◆ Requirements
Locate each line with the string "text" in the listing below and copy it.

[Begin Working data]

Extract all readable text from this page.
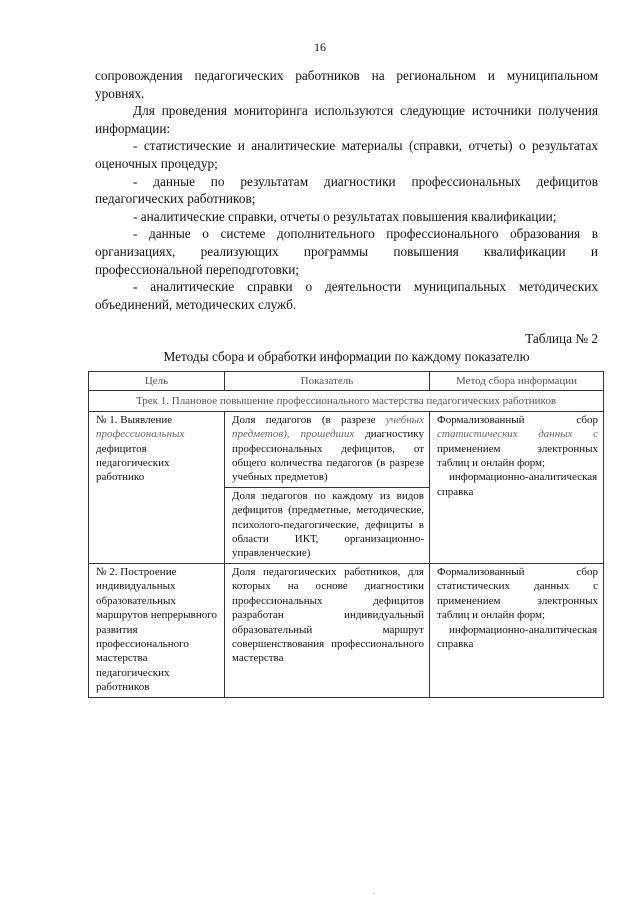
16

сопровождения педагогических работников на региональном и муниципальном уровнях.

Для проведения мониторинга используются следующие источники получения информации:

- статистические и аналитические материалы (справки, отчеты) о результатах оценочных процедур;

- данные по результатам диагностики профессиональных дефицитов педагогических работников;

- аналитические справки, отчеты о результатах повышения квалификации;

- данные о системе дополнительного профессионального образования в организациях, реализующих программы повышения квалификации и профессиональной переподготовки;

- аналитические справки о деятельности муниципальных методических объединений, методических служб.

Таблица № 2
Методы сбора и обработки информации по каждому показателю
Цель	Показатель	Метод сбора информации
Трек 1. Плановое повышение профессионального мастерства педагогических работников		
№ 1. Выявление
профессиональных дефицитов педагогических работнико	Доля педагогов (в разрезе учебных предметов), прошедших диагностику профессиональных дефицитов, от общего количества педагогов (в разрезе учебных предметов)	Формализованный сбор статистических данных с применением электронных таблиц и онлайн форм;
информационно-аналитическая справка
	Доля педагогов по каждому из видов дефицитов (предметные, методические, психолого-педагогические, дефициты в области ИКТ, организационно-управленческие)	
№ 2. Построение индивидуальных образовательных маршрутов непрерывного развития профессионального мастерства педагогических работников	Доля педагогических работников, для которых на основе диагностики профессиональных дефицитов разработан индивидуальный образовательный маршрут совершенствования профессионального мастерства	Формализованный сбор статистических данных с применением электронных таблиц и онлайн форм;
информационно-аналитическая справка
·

[End Working data]
[Begin Working data]

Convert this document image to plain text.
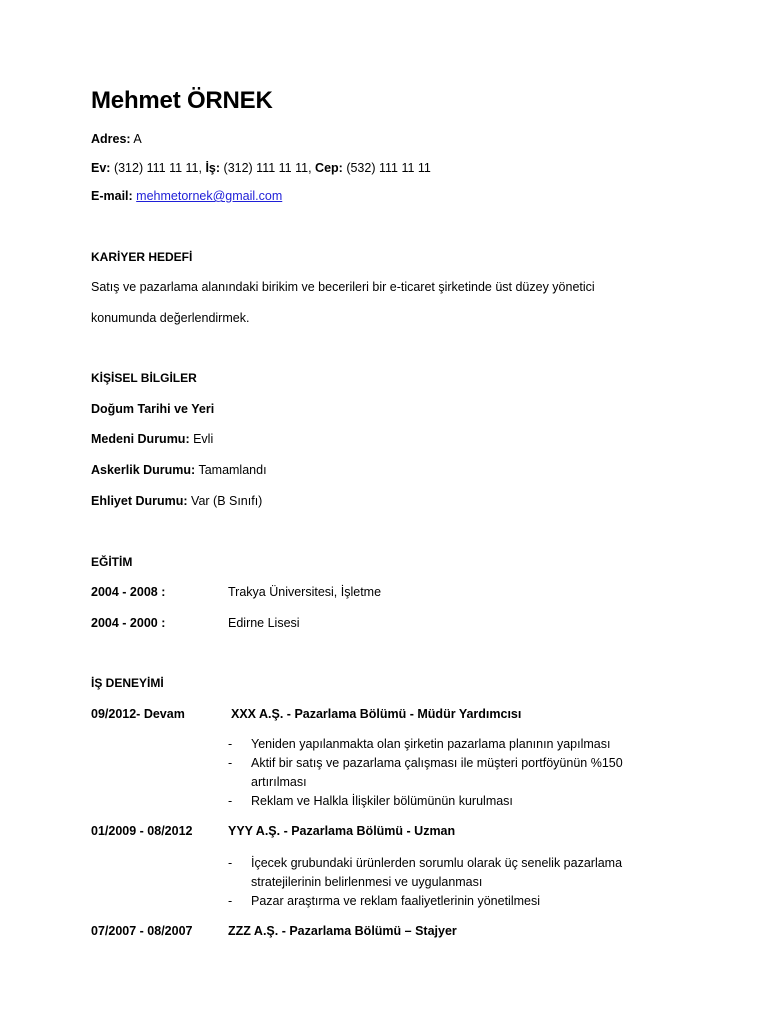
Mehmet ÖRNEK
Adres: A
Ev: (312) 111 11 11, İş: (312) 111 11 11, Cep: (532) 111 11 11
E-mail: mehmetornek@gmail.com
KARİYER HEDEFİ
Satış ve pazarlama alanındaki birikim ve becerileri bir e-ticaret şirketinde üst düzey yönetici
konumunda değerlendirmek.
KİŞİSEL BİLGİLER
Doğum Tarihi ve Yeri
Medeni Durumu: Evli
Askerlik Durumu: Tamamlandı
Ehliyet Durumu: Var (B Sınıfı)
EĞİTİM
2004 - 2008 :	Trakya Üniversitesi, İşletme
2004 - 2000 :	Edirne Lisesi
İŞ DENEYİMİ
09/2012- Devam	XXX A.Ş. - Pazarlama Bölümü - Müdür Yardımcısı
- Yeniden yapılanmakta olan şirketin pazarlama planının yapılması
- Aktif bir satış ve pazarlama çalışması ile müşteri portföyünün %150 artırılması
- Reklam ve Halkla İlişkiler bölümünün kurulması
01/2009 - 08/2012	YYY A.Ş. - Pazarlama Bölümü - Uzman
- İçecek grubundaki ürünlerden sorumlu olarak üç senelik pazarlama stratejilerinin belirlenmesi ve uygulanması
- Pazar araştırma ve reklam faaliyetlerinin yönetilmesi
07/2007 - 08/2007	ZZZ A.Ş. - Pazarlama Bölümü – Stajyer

[End Working data]
[Begin Working data]

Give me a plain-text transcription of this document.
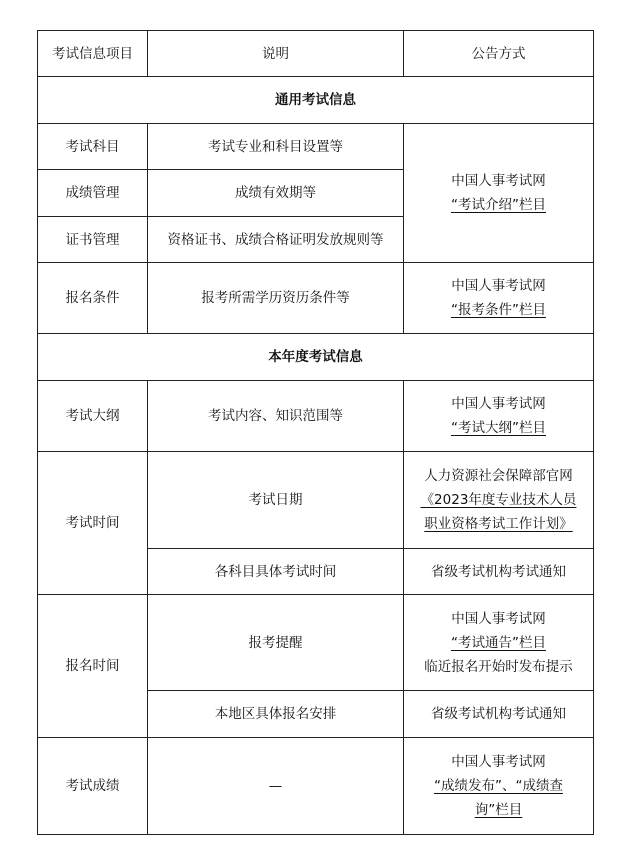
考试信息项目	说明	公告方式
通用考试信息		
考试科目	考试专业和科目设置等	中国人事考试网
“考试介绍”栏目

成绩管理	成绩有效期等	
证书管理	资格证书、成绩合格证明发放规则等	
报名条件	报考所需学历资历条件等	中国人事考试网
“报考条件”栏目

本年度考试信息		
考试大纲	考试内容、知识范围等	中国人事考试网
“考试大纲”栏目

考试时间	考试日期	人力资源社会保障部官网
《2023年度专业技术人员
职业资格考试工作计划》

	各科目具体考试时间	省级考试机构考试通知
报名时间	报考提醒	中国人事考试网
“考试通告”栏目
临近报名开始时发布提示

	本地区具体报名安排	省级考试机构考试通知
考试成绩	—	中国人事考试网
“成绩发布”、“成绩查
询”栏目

[End Working data]

◆ Complete output
Extract all readable text from this page.
Convert this document image to plain text.
Give me a plain-text transcription of this document.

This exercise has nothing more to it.